Goal of the exercise: Extract every line that includes the string "name".
— begin Materials provided —
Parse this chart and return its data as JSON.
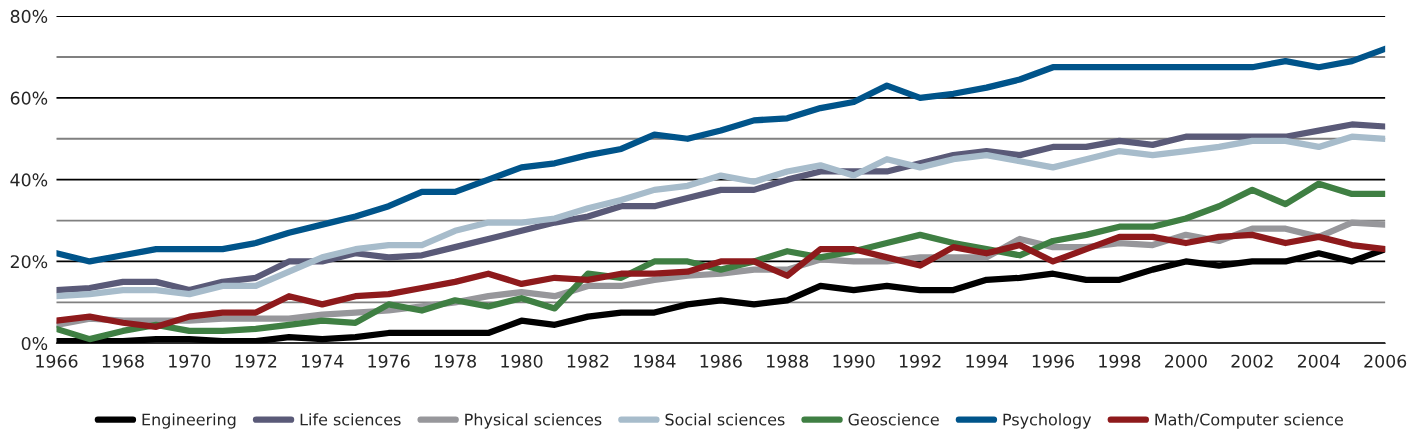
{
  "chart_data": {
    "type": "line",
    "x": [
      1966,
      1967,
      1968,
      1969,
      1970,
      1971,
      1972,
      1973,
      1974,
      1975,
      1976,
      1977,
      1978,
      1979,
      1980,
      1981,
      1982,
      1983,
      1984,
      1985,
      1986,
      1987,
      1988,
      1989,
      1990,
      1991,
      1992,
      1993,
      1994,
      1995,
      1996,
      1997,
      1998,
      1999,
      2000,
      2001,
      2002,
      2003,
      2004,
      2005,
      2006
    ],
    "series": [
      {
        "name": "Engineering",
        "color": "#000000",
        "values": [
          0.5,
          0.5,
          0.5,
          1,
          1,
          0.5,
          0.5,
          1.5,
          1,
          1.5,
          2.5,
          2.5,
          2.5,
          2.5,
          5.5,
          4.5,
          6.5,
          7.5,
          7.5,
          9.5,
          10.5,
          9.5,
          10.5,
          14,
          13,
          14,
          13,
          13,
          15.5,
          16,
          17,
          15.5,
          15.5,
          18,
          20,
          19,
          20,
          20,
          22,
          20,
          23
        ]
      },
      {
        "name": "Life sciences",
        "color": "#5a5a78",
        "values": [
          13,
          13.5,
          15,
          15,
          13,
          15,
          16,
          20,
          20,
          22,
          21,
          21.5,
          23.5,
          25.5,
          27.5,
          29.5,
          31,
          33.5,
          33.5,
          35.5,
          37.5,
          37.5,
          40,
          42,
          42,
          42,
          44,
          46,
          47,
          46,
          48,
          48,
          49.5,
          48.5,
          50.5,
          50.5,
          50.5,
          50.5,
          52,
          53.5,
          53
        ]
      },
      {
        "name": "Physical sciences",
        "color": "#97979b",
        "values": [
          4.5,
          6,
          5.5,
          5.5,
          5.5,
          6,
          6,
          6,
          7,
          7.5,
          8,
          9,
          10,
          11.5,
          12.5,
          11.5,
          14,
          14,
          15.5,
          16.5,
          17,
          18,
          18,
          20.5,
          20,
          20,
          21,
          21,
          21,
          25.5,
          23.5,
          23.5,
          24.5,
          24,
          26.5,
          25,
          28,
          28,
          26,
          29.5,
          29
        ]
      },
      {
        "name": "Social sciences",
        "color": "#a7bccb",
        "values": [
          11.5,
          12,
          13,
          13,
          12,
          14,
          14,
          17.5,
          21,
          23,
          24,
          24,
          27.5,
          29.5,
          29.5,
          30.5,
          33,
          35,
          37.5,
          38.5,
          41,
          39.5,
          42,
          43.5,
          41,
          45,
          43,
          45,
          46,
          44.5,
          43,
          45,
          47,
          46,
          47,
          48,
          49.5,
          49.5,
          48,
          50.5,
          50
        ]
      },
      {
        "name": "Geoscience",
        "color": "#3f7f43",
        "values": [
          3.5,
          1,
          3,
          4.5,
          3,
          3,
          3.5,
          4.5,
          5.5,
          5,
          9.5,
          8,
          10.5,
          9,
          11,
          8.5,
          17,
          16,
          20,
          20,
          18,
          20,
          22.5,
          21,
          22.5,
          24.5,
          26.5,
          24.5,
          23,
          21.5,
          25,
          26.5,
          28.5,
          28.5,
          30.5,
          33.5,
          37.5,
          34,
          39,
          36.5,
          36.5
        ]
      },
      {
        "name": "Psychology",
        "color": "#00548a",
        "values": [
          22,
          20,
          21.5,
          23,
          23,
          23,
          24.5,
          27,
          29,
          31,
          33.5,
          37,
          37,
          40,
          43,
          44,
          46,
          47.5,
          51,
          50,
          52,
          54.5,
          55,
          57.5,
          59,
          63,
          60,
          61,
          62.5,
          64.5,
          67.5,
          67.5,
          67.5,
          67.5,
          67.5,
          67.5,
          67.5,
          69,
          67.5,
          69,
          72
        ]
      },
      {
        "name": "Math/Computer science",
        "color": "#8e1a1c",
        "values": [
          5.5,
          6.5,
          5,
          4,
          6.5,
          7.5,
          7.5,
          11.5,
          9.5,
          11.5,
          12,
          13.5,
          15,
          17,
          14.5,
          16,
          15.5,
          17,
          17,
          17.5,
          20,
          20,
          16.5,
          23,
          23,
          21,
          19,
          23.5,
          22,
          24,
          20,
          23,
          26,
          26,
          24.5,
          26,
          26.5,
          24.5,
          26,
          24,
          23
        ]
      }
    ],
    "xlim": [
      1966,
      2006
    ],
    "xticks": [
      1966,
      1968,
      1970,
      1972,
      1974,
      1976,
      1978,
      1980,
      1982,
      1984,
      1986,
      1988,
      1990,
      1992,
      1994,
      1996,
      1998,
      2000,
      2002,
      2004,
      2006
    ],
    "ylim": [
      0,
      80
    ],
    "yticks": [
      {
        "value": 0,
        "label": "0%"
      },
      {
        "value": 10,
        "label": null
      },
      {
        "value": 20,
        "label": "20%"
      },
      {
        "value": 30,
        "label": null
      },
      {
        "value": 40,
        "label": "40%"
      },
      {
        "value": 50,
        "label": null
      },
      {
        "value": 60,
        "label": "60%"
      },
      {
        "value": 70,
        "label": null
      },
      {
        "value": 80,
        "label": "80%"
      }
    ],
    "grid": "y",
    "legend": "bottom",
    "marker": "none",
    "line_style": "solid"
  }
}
— end Materials provided —
— begin Materials provided —
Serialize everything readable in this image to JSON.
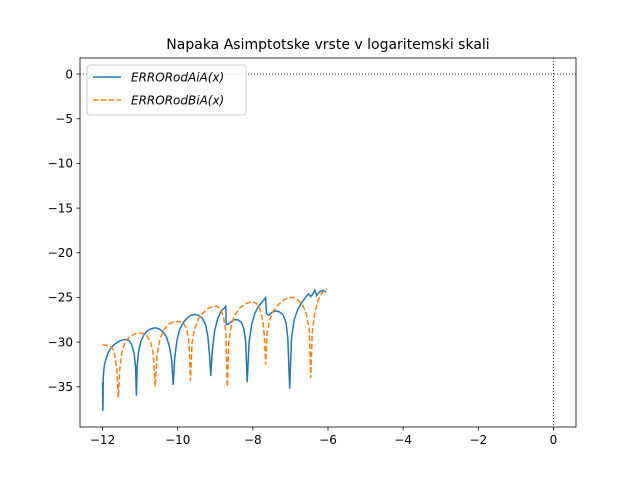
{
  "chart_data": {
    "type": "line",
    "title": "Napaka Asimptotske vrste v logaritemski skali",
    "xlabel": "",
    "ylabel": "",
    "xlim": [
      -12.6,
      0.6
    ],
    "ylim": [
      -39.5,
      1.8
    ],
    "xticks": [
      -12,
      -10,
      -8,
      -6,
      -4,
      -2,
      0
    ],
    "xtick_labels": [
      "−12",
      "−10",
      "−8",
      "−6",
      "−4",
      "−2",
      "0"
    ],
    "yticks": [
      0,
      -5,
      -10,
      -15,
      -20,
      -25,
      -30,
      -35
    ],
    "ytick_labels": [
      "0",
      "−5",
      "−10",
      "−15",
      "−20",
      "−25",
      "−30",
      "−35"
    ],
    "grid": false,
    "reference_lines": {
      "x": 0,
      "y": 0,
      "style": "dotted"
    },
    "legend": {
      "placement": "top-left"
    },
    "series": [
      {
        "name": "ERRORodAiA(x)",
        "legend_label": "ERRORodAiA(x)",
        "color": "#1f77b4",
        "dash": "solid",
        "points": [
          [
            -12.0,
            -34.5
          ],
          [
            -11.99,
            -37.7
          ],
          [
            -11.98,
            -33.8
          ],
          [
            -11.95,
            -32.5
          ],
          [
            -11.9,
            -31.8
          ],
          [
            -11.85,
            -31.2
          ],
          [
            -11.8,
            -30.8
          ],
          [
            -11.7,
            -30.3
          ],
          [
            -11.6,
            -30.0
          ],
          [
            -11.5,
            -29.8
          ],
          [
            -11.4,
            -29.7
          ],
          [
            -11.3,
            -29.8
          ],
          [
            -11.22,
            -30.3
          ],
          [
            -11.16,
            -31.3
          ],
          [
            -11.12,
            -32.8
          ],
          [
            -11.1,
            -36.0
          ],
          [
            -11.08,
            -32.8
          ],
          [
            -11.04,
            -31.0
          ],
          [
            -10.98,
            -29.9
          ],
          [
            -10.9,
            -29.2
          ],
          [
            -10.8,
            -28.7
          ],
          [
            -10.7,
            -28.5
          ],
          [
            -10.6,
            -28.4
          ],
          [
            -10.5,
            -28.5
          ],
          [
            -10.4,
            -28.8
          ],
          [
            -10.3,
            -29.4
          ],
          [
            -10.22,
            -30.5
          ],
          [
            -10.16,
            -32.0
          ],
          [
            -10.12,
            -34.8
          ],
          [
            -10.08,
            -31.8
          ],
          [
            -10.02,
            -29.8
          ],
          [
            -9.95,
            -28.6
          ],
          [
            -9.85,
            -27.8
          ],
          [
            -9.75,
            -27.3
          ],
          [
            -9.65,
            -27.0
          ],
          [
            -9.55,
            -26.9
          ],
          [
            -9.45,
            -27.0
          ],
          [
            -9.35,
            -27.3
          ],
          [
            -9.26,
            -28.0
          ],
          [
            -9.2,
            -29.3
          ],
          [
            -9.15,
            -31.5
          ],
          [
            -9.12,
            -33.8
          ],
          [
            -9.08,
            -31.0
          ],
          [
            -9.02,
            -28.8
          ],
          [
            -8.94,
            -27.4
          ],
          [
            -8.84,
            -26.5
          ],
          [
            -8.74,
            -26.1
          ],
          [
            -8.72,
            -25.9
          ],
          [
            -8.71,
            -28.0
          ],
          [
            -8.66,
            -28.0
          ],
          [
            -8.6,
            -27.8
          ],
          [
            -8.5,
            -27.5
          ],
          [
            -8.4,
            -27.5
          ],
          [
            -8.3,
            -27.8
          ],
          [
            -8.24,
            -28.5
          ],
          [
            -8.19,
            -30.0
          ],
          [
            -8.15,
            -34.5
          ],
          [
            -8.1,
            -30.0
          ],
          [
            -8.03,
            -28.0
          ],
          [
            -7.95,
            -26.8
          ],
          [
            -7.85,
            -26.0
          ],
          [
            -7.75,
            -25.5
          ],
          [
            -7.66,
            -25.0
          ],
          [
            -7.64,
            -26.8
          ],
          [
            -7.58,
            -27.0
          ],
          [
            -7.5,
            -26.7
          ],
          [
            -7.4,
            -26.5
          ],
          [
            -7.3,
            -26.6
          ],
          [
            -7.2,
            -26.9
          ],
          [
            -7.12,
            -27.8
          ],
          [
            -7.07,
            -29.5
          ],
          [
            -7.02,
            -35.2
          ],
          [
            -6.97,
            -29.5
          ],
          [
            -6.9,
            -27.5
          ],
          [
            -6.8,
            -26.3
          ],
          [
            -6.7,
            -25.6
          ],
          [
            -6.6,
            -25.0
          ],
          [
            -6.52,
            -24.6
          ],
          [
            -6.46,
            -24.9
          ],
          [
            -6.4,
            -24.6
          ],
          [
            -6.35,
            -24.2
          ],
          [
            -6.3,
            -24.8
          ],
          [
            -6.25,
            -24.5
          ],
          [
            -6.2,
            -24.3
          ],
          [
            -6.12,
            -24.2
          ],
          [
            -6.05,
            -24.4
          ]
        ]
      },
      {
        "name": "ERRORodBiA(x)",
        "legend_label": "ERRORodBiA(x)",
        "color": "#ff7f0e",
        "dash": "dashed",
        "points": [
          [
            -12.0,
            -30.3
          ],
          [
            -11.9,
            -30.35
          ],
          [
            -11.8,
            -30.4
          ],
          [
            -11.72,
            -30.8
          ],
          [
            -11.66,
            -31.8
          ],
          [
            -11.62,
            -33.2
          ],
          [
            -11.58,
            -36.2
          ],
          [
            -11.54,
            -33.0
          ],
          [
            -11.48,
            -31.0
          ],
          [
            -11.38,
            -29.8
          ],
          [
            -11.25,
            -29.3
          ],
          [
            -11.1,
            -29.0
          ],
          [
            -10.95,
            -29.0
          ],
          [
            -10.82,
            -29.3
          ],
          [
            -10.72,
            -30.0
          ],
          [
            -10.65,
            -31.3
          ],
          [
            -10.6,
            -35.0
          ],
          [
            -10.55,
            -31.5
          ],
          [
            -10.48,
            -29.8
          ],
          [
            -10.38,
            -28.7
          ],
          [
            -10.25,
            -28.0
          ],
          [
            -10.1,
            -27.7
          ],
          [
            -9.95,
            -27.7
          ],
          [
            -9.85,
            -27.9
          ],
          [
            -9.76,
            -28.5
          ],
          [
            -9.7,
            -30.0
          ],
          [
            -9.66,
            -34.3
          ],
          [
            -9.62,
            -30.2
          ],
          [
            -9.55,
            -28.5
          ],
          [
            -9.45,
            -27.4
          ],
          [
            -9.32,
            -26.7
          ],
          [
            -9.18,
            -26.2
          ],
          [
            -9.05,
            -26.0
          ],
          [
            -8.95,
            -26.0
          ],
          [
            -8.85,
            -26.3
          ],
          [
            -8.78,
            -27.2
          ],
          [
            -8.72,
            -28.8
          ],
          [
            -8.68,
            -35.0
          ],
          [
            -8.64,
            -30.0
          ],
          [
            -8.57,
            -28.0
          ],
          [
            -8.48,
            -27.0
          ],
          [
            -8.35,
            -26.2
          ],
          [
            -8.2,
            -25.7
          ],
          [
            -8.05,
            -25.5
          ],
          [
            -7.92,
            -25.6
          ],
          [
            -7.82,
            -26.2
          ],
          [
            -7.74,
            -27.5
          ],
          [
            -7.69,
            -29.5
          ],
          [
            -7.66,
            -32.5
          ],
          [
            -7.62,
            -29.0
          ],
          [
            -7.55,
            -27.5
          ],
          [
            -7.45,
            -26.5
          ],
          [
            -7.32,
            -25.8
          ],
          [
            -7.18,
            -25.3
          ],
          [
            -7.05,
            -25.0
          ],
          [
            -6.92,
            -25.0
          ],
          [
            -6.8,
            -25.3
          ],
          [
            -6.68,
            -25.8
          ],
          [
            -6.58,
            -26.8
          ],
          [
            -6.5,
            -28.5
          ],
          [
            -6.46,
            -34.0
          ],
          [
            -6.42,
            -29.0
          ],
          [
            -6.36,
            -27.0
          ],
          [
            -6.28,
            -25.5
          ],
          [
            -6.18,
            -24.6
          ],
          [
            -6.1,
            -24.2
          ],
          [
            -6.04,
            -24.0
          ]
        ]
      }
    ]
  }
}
— end Materials provided —
Answer for the task:
        "name": "Engineering",
        "name": "Life sciences",
        "name": "Physical sciences",
        "name": "Social sciences",
        "name": "Geoscience",
        "name": "Psychology",
        "name": "Math/Computer science",
        "name": "ERRORodAiA(x)",
        "name": "ERRORodBiA(x)",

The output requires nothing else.